§ Brief: Would you retype all of these records exactly?
──────
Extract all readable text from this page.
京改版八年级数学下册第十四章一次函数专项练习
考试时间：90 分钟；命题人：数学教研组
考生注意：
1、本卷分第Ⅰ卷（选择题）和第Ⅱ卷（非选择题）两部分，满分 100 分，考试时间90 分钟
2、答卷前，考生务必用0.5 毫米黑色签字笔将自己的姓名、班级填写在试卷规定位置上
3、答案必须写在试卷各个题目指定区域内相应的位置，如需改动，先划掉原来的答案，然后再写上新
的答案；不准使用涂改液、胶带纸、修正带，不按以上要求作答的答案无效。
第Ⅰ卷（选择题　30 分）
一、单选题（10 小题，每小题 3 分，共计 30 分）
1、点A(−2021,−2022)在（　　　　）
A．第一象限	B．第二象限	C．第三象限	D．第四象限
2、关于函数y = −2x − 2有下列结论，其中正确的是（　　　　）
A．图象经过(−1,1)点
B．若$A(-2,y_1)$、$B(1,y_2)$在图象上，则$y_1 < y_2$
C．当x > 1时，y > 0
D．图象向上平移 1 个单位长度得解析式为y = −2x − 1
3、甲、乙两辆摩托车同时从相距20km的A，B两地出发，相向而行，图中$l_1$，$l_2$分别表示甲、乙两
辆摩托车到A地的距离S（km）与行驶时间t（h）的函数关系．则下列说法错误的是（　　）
──────
§ Solution for this exercise:
Extract all readable text from this page.
京改版八年级数学下册第十四章一次函数专项练习
考试时间：90 分钟；命题人：数学教研组
考生注意：
1、本卷分第Ⅰ卷（选择题）和第Ⅱ卷（非选择题）两部分，满分 100 分，考试时间90 分钟
2、答卷前，考生务必用0.5 毫米黑色签字笔将自己的姓名、班级填写在试卷规定位置上
3、答案必须写在试卷各个题目指定区域内相应的位置，如需改动，先划掉原来的答案，然后再写上新
的答案；不准使用涂改液、胶带纸、修正带，不按以上要求作答的答案无效。
第Ⅰ卷（选择题　30 分）
一、单选题（10 小题，每小题 3 分，共计 30 分）
1、点A(−2021,−2022)在（　　　　）
A．第一象限	B．第二象限	C．第三象限	D．第四象限
2、关于函数y = −2x − 2有下列结论，其中正确的是（　　　　）
A．图象经过(−1,1)点
B．若$A(-2,y_1)$、$B(1,y_2)$在图象上，则$y_1 < y_2$
C．当x > 1时，y > 0
D．图象向上平移 1 个单位长度得解析式为y = −2x − 1
3、甲、乙两辆摩托车同时从相距20km的A，B两地出发，相向而行，图中$l_1$，$l_2$分别表示甲、乙两
辆摩托车到A地的距离S（km）与行驶时间t（h）的函数关系．则下列说法错误的是（　　）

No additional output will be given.